[Start]
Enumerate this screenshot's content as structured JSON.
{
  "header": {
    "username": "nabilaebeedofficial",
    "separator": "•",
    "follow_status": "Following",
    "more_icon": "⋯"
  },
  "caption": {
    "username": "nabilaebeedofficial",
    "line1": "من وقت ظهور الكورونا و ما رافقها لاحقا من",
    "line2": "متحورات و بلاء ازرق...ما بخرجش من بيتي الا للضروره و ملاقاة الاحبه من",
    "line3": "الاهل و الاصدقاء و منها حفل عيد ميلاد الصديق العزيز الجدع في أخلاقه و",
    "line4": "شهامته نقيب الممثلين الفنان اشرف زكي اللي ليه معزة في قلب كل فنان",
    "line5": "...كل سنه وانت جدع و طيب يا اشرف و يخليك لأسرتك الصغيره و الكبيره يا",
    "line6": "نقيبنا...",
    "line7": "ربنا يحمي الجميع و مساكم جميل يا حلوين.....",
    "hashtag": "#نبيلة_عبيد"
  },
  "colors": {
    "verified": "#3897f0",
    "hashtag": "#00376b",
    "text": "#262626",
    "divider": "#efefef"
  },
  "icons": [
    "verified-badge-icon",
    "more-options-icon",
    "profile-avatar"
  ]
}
[End]
Give back the whole listing exactly as it reads.

_Finished answer:_
Enumerate this screenshot's content as structured JSON.
{
  "header": {
    "username": "nabilaebeedofficial",
    "separator": "•",
    "follow_status": "Following",
    "more_icon": "⋯"
  },
  "caption": {
    "username": "nabilaebeedofficial",
    "line1": "من وقت ظهور الكورونا و ما رافقها لاحقا من",
    "line2": "متحورات و بلاء ازرق...ما بخرجش من بيتي الا للضروره و ملاقاة الاحبه من",
    "line3": "الاهل و الاصدقاء و منها حفل عيد ميلاد الصديق العزيز الجدع في أخلاقه و",
    "line4": "شهامته نقيب الممثلين الفنان اشرف زكي اللي ليه معزة في قلب كل فنان",
    "line5": "...كل سنه وانت جدع و طيب يا اشرف و يخليك لأسرتك الصغيره و الكبيره يا",
    "line6": "نقيبنا...",
    "line7": "ربنا يحمي الجميع و مساكم جميل يا حلوين.....",
    "hashtag": "#نبيلة_عبيد"
  },
  "colors": {
    "verified": "#3897f0",
    "hashtag": "#00376b",
    "text": "#262626",
    "divider": "#efefef"
  },
  "icons": [
    "verified-badge-icon",
    "more-options-icon",
    "profile-avatar"
  ]
}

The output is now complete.